▶ [Exercise brief]: Look through the data below and count each line where the word "Executive" appears. Reply with the count alone.

▶ [Dataset extract]:
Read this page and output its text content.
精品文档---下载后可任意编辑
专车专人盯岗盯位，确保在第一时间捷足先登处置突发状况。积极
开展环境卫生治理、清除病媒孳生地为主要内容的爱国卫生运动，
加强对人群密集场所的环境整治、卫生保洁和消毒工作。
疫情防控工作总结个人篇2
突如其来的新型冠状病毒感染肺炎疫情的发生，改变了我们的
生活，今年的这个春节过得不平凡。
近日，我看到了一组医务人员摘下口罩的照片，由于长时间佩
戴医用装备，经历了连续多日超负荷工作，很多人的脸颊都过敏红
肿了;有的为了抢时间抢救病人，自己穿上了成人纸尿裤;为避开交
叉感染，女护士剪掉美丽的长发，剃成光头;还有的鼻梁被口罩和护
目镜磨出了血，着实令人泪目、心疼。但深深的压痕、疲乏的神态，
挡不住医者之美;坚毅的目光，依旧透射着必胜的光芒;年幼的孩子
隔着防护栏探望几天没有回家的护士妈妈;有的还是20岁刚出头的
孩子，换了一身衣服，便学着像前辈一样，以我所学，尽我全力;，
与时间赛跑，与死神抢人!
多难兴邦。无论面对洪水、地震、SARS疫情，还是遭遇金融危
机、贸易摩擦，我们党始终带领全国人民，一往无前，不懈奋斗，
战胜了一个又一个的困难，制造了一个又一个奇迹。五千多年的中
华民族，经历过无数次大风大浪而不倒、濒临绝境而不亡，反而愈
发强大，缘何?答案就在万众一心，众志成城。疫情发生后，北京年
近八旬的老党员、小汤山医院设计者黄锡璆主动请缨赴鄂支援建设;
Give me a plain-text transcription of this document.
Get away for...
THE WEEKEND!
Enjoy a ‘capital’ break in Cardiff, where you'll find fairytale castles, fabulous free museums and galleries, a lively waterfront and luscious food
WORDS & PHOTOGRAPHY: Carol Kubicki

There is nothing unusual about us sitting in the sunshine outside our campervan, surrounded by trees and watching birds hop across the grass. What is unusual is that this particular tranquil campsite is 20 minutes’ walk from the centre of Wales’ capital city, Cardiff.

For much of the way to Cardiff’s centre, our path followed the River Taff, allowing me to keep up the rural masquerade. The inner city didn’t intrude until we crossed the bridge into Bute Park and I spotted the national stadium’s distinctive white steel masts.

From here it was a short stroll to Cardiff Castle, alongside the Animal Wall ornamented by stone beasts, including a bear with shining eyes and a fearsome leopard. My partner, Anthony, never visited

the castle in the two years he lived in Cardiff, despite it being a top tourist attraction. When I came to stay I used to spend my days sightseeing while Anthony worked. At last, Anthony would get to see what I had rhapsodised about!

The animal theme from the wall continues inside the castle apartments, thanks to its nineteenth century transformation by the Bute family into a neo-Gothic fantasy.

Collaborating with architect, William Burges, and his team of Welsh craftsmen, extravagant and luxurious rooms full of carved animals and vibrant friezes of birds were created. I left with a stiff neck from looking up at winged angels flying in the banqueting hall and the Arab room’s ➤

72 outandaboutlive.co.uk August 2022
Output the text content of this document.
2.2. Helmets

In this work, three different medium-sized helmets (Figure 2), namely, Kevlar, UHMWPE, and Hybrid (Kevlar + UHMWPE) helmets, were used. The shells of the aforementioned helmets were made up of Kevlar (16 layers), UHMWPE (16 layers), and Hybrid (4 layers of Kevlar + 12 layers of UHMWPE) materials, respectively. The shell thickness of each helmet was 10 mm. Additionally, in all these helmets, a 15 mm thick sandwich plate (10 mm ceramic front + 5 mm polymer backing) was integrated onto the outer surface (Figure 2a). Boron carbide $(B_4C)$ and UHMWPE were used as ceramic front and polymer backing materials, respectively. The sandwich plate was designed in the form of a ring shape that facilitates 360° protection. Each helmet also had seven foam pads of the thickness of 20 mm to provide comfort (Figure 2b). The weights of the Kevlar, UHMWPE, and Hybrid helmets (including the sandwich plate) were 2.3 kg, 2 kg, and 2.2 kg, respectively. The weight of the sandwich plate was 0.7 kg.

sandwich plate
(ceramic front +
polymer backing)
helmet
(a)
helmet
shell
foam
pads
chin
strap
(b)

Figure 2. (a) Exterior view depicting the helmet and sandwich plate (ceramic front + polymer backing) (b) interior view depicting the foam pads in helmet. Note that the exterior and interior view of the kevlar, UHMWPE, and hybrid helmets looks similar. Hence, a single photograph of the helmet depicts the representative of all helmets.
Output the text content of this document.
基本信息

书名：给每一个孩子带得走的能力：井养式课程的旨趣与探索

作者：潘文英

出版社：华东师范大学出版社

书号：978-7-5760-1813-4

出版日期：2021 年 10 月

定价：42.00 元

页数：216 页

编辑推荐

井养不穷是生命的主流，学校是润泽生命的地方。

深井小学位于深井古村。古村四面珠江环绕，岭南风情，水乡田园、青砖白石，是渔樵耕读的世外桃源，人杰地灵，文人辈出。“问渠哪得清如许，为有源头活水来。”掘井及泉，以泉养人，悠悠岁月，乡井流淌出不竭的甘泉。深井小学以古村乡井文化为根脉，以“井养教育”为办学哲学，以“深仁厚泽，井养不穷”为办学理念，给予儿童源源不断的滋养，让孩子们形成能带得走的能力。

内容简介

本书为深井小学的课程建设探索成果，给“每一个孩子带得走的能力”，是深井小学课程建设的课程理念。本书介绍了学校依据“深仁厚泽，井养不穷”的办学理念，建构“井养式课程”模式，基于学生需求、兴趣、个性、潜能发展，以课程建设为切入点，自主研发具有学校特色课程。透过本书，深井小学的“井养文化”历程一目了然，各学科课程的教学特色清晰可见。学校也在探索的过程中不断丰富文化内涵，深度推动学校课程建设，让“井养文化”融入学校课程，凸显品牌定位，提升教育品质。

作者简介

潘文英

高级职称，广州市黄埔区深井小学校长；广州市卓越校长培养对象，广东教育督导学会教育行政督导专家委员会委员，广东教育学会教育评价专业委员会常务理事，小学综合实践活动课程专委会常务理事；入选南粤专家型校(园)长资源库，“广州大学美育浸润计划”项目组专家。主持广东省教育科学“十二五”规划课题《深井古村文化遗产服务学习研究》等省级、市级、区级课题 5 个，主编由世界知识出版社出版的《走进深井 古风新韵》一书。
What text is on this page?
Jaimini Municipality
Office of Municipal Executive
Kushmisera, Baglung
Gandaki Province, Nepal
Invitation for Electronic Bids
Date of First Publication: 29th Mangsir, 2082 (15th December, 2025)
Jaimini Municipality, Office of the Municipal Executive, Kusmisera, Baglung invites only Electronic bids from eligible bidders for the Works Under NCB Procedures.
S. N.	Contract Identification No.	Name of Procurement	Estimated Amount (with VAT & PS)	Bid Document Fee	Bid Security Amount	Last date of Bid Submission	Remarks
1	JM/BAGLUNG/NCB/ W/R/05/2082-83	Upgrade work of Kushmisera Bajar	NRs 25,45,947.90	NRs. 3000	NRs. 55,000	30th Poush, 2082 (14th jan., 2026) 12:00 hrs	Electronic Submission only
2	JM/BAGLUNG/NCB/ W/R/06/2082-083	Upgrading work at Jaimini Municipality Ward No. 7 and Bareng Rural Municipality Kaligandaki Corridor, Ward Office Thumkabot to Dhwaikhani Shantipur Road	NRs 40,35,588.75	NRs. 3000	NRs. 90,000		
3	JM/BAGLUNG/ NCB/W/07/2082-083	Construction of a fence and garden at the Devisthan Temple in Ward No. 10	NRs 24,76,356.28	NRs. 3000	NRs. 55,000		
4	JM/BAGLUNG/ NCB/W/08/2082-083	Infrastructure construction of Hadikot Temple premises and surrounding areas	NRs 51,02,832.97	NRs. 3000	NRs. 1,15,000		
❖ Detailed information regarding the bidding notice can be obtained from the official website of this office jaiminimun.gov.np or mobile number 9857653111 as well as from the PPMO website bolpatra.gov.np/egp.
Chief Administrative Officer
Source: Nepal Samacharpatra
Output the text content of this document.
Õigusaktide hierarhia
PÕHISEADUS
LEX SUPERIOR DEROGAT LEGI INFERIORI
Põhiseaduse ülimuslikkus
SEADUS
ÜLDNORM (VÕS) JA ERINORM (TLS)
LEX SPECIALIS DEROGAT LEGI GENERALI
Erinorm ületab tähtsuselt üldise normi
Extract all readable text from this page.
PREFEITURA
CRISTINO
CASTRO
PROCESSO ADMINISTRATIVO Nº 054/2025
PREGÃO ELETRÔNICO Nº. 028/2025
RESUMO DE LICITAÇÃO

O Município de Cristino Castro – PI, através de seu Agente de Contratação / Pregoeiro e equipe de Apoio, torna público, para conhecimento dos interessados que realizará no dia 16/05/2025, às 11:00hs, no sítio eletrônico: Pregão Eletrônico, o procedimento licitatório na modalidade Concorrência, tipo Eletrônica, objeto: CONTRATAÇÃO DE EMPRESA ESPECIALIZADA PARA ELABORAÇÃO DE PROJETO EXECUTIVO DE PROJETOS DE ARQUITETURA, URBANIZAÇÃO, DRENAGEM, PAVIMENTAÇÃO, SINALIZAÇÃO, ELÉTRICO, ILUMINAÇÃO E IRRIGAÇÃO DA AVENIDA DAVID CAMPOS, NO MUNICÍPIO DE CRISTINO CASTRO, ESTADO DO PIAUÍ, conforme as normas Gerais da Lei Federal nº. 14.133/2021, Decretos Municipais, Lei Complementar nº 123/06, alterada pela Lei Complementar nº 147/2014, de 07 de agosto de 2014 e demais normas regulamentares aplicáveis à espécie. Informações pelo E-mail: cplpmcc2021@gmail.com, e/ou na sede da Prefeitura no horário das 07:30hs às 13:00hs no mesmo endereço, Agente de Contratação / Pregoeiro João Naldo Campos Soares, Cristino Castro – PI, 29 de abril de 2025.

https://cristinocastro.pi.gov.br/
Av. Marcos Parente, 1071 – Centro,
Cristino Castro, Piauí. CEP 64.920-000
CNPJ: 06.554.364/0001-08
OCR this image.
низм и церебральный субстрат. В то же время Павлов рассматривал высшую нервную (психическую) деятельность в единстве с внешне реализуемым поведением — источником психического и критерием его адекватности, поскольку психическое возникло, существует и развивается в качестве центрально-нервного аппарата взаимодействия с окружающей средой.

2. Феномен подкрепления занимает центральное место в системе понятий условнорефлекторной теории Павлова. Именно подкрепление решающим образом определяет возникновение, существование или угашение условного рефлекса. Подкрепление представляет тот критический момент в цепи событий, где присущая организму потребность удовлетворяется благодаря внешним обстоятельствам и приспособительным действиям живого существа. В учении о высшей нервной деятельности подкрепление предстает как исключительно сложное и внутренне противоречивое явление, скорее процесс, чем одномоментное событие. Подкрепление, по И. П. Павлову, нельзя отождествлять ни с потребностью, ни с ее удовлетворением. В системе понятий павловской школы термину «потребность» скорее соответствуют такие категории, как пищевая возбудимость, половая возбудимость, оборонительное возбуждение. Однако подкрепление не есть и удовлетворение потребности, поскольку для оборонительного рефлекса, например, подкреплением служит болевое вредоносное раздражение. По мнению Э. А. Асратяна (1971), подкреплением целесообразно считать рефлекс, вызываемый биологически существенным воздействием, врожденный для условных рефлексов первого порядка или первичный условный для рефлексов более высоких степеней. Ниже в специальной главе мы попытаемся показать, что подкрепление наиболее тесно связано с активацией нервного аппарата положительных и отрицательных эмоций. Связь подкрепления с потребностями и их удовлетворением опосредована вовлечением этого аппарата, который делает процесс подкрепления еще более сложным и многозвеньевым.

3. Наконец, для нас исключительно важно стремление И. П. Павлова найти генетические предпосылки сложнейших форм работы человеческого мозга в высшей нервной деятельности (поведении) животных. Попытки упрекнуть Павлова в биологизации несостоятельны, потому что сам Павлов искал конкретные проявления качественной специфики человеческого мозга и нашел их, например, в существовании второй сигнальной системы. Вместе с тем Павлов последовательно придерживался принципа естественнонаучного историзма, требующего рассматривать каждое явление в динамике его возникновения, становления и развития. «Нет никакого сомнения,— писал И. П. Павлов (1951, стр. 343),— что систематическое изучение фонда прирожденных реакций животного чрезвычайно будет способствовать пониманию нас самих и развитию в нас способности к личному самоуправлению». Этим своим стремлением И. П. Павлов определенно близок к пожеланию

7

▶ [Response below]: 2